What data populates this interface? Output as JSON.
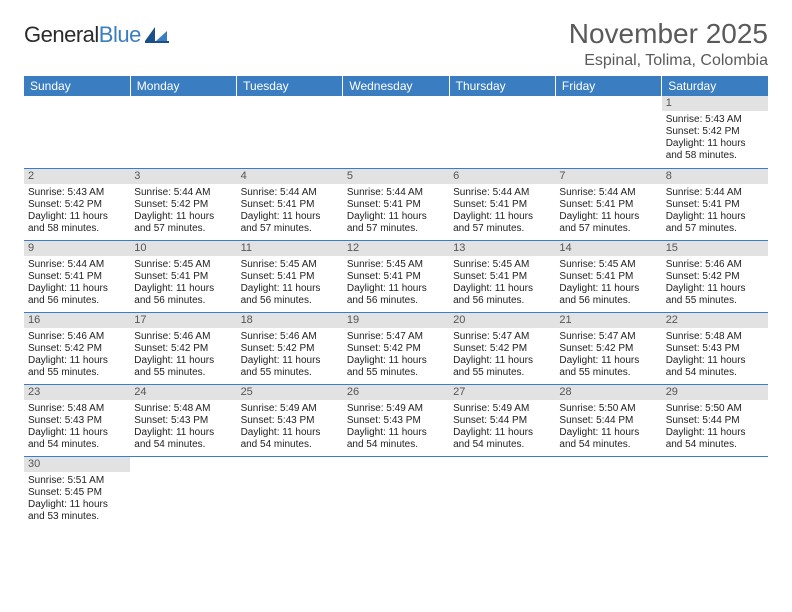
{
  "logo": {
    "part1": "General",
    "part2": "Blue"
  },
  "title": "November 2025",
  "location": "Espinal, Tolima, Colombia",
  "weekdays": [
    "Sunday",
    "Monday",
    "Tuesday",
    "Wednesday",
    "Thursday",
    "Friday",
    "Saturday"
  ],
  "colors": {
    "header_bg": "#3a7ec1",
    "header_fg": "#ffffff",
    "daynum_bg": "#e2e2e2",
    "border": "#3a7ec1"
  },
  "weeks": [
    [
      null,
      null,
      null,
      null,
      null,
      null,
      {
        "num": "1",
        "sunrise": "Sunrise: 5:43 AM",
        "sunset": "Sunset: 5:42 PM",
        "daylight": "Daylight: 11 hours and 58 minutes."
      }
    ],
    [
      {
        "num": "2",
        "sunrise": "Sunrise: 5:43 AM",
        "sunset": "Sunset: 5:42 PM",
        "daylight": "Daylight: 11 hours and 58 minutes."
      },
      {
        "num": "3",
        "sunrise": "Sunrise: 5:44 AM",
        "sunset": "Sunset: 5:42 PM",
        "daylight": "Daylight: 11 hours and 57 minutes."
      },
      {
        "num": "4",
        "sunrise": "Sunrise: 5:44 AM",
        "sunset": "Sunset: 5:41 PM",
        "daylight": "Daylight: 11 hours and 57 minutes."
      },
      {
        "num": "5",
        "sunrise": "Sunrise: 5:44 AM",
        "sunset": "Sunset: 5:41 PM",
        "daylight": "Daylight: 11 hours and 57 minutes."
      },
      {
        "num": "6",
        "sunrise": "Sunrise: 5:44 AM",
        "sunset": "Sunset: 5:41 PM",
        "daylight": "Daylight: 11 hours and 57 minutes."
      },
      {
        "num": "7",
        "sunrise": "Sunrise: 5:44 AM",
        "sunset": "Sunset: 5:41 PM",
        "daylight": "Daylight: 11 hours and 57 minutes."
      },
      {
        "num": "8",
        "sunrise": "Sunrise: 5:44 AM",
        "sunset": "Sunset: 5:41 PM",
        "daylight": "Daylight: 11 hours and 57 minutes."
      }
    ],
    [
      {
        "num": "9",
        "sunrise": "Sunrise: 5:44 AM",
        "sunset": "Sunset: 5:41 PM",
        "daylight": "Daylight: 11 hours and 56 minutes."
      },
      {
        "num": "10",
        "sunrise": "Sunrise: 5:45 AM",
        "sunset": "Sunset: 5:41 PM",
        "daylight": "Daylight: 11 hours and 56 minutes."
      },
      {
        "num": "11",
        "sunrise": "Sunrise: 5:45 AM",
        "sunset": "Sunset: 5:41 PM",
        "daylight": "Daylight: 11 hours and 56 minutes."
      },
      {
        "num": "12",
        "sunrise": "Sunrise: 5:45 AM",
        "sunset": "Sunset: 5:41 PM",
        "daylight": "Daylight: 11 hours and 56 minutes."
      },
      {
        "num": "13",
        "sunrise": "Sunrise: 5:45 AM",
        "sunset": "Sunset: 5:41 PM",
        "daylight": "Daylight: 11 hours and 56 minutes."
      },
      {
        "num": "14",
        "sunrise": "Sunrise: 5:45 AM",
        "sunset": "Sunset: 5:41 PM",
        "daylight": "Daylight: 11 hours and 56 minutes."
      },
      {
        "num": "15",
        "sunrise": "Sunrise: 5:46 AM",
        "sunset": "Sunset: 5:42 PM",
        "daylight": "Daylight: 11 hours and 55 minutes."
      }
    ],
    [
      {
        "num": "16",
        "sunrise": "Sunrise: 5:46 AM",
        "sunset": "Sunset: 5:42 PM",
        "daylight": "Daylight: 11 hours and 55 minutes."
      },
      {
        "num": "17",
        "sunrise": "Sunrise: 5:46 AM",
        "sunset": "Sunset: 5:42 PM",
        "daylight": "Daylight: 11 hours and 55 minutes."
      },
      {
        "num": "18",
        "sunrise": "Sunrise: 5:46 AM",
        "sunset": "Sunset: 5:42 PM",
        "daylight": "Daylight: 11 hours and 55 minutes."
      },
      {
        "num": "19",
        "sunrise": "Sunrise: 5:47 AM",
        "sunset": "Sunset: 5:42 PM",
        "daylight": "Daylight: 11 hours and 55 minutes."
      },
      {
        "num": "20",
        "sunrise": "Sunrise: 5:47 AM",
        "sunset": "Sunset: 5:42 PM",
        "daylight": "Daylight: 11 hours and 55 minutes."
      },
      {
        "num": "21",
        "sunrise": "Sunrise: 5:47 AM",
        "sunset": "Sunset: 5:42 PM",
        "daylight": "Daylight: 11 hours and 55 minutes."
      },
      {
        "num": "22",
        "sunrise": "Sunrise: 5:48 AM",
        "sunset": "Sunset: 5:43 PM",
        "daylight": "Daylight: 11 hours and 54 minutes."
      }
    ],
    [
      {
        "num": "23",
        "sunrise": "Sunrise: 5:48 AM",
        "sunset": "Sunset: 5:43 PM",
        "daylight": "Daylight: 11 hours and 54 minutes."
      },
      {
        "num": "24",
        "sunrise": "Sunrise: 5:48 AM",
        "sunset": "Sunset: 5:43 PM",
        "daylight": "Daylight: 11 hours and 54 minutes."
      },
      {
        "num": "25",
        "sunrise": "Sunrise: 5:49 AM",
        "sunset": "Sunset: 5:43 PM",
        "daylight": "Daylight: 11 hours and 54 minutes."
      },
      {
        "num": "26",
        "sunrise": "Sunrise: 5:49 AM",
        "sunset": "Sunset: 5:43 PM",
        "daylight": "Daylight: 11 hours and 54 minutes."
      },
      {
        "num": "27",
        "sunrise": "Sunrise: 5:49 AM",
        "sunset": "Sunset: 5:44 PM",
        "daylight": "Daylight: 11 hours and 54 minutes."
      },
      {
        "num": "28",
        "sunrise": "Sunrise: 5:50 AM",
        "sunset": "Sunset: 5:44 PM",
        "daylight": "Daylight: 11 hours and 54 minutes."
      },
      {
        "num": "29",
        "sunrise": "Sunrise: 5:50 AM",
        "sunset": "Sunset: 5:44 PM",
        "daylight": "Daylight: 11 hours and 54 minutes."
      }
    ],
    [
      {
        "num": "30",
        "sunrise": "Sunrise: 5:51 AM",
        "sunset": "Sunset: 5:45 PM",
        "daylight": "Daylight: 11 hours and 53 minutes."
      },
      null,
      null,
      null,
      null,
      null,
      null
    ]
  ]
}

_ _ _

• [WHAT TO WORK ON]: Return the full material word for word. Do not include the pictures.

• [SOLUTION TO THE PROBLEM]:
What data populates this interface? Output as JSON.
{
  "logo": {
    "part1": "General",
    "part2": "Blue"
  },
  "title": "November 2025",
  "location": "Espinal, Tolima, Colombia",
  "weekdays": [
    "Sunday",
    "Monday",
    "Tuesday",
    "Wednesday",
    "Thursday",
    "Friday",
    "Saturday"
  ],
  "colors": {
    "header_bg": "#3a7ec1",
    "header_fg": "#ffffff",
    "daynum_bg": "#e2e2e2",
    "border": "#3a7ec1"
  },
  "weeks": [
    [
      null,
      null,
      null,
      null,
      null,
      null,
      {
        "num": "1",
        "sunrise": "Sunrise: 5:43 AM",
        "sunset": "Sunset: 5:42 PM",
        "daylight": "Daylight: 11 hours and 58 minutes."
      }
    ],
    [
      {
        "num": "2",
        "sunrise": "Sunrise: 5:43 AM",
        "sunset": "Sunset: 5:42 PM",
        "daylight": "Daylight: 11 hours and 58 minutes."
      },
      {
        "num": "3",
        "sunrise": "Sunrise: 5:44 AM",
        "sunset": "Sunset: 5:42 PM",
        "daylight": "Daylight: 11 hours and 57 minutes."
      },
      {
        "num": "4",
        "sunrise": "Sunrise: 5:44 AM",
        "sunset": "Sunset: 5:41 PM",
        "daylight": "Daylight: 11 hours and 57 minutes."
      },
      {
        "num": "5",
        "sunrise": "Sunrise: 5:44 AM",
        "sunset": "Sunset: 5:41 PM",
        "daylight": "Daylight: 11 hours and 57 minutes."
      },
      {
        "num": "6",
        "sunrise": "Sunrise: 5:44 AM",
        "sunset": "Sunset: 5:41 PM",
        "daylight": "Daylight: 11 hours and 57 minutes."
      },
      {
        "num": "7",
        "sunrise": "Sunrise: 5:44 AM",
        "sunset": "Sunset: 5:41 PM",
        "daylight": "Daylight: 11 hours and 57 minutes."
      },
      {
        "num": "8",
        "sunrise": "Sunrise: 5:44 AM",
        "sunset": "Sunset: 5:41 PM",
        "daylight": "Daylight: 11 hours and 57 minutes."
      }
    ],
    [
      {
        "num": "9",
        "sunrise": "Sunrise: 5:44 AM",
        "sunset": "Sunset: 5:41 PM",
        "daylight": "Daylight: 11 hours and 56 minutes."
      },
      {
        "num": "10",
        "sunrise": "Sunrise: 5:45 AM",
        "sunset": "Sunset: 5:41 PM",
        "daylight": "Daylight: 11 hours and 56 minutes."
      },
      {
        "num": "11",
        "sunrise": "Sunrise: 5:45 AM",
        "sunset": "Sunset: 5:41 PM",
        "daylight": "Daylight: 11 hours and 56 minutes."
      },
      {
        "num": "12",
        "sunrise": "Sunrise: 5:45 AM",
        "sunset": "Sunset: 5:41 PM",
        "daylight": "Daylight: 11 hours and 56 minutes."
      },
      {
        "num": "13",
        "sunrise": "Sunrise: 5:45 AM",
        "sunset": "Sunset: 5:41 PM",
        "daylight": "Daylight: 11 hours and 56 minutes."
      },
      {
        "num": "14",
        "sunrise": "Sunrise: 5:45 AM",
        "sunset": "Sunset: 5:41 PM",
        "daylight": "Daylight: 11 hours and 56 minutes."
      },
      {
        "num": "15",
        "sunrise": "Sunrise: 5:46 AM",
        "sunset": "Sunset: 5:42 PM",
        "daylight": "Daylight: 11 hours and 55 minutes."
      }
    ],
    [
      {
        "num": "16",
        "sunrise": "Sunrise: 5:46 AM",
        "sunset": "Sunset: 5:42 PM",
        "daylight": "Daylight: 11 hours and 55 minutes."
      },
      {
        "num": "17",
        "sunrise": "Sunrise: 5:46 AM",
        "sunset": "Sunset: 5:42 PM",
        "daylight": "Daylight: 11 hours and 55 minutes."
      },
      {
        "num": "18",
        "sunrise": "Sunrise: 5:46 AM",
        "sunset": "Sunset: 5:42 PM",
        "daylight": "Daylight: 11 hours and 55 minutes."
      },
      {
        "num": "19",
        "sunrise": "Sunrise: 5:47 AM",
        "sunset": "Sunset: 5:42 PM",
        "daylight": "Daylight: 11 hours and 55 minutes."
      },
      {
        "num": "20",
        "sunrise": "Sunrise: 5:47 AM",
        "sunset": "Sunset: 5:42 PM",
        "daylight": "Daylight: 11 hours and 55 minutes."
      },
      {
        "num": "21",
        "sunrise": "Sunrise: 5:47 AM",
        "sunset": "Sunset: 5:42 PM",
        "daylight": "Daylight: 11 hours and 55 minutes."
      },
      {
        "num": "22",
        "sunrise": "Sunrise: 5:48 AM",
        "sunset": "Sunset: 5:43 PM",
        "daylight": "Daylight: 11 hours and 54 minutes."
      }
    ],
    [
      {
        "num": "23",
        "sunrise": "Sunrise: 5:48 AM",
        "sunset": "Sunset: 5:43 PM",
        "daylight": "Daylight: 11 hours and 54 minutes."
      },
      {
        "num": "24",
        "sunrise": "Sunrise: 5:48 AM",
        "sunset": "Sunset: 5:43 PM",
        "daylight": "Daylight: 11 hours and 54 minutes."
      },
      {
        "num": "25",
        "sunrise": "Sunrise: 5:49 AM",
        "sunset": "Sunset: 5:43 PM",
        "daylight": "Daylight: 11 hours and 54 minutes."
      },
      {
        "num": "26",
        "sunrise": "Sunrise: 5:49 AM",
        "sunset": "Sunset: 5:43 PM",
        "daylight": "Daylight: 11 hours and 54 minutes."
      },
      {
        "num": "27",
        "sunrise": "Sunrise: 5:49 AM",
        "sunset": "Sunset: 5:44 PM",
        "daylight": "Daylight: 11 hours and 54 minutes."
      },
      {
        "num": "28",
        "sunrise": "Sunrise: 5:50 AM",
        "sunset": "Sunset: 5:44 PM",
        "daylight": "Daylight: 11 hours and 54 minutes."
      },
      {
        "num": "29",
        "sunrise": "Sunrise: 5:50 AM",
        "sunset": "Sunset: 5:44 PM",
        "daylight": "Daylight: 11 hours and 54 minutes."
      }
    ],
    [
      {
        "num": "30",
        "sunrise": "Sunrise: 5:51 AM",
        "sunset": "Sunset: 5:45 PM",
        "daylight": "Daylight: 11 hours and 53 minutes."
      },
      null,
      null,
      null,
      null,
      null,
      null
    ]
  ]
}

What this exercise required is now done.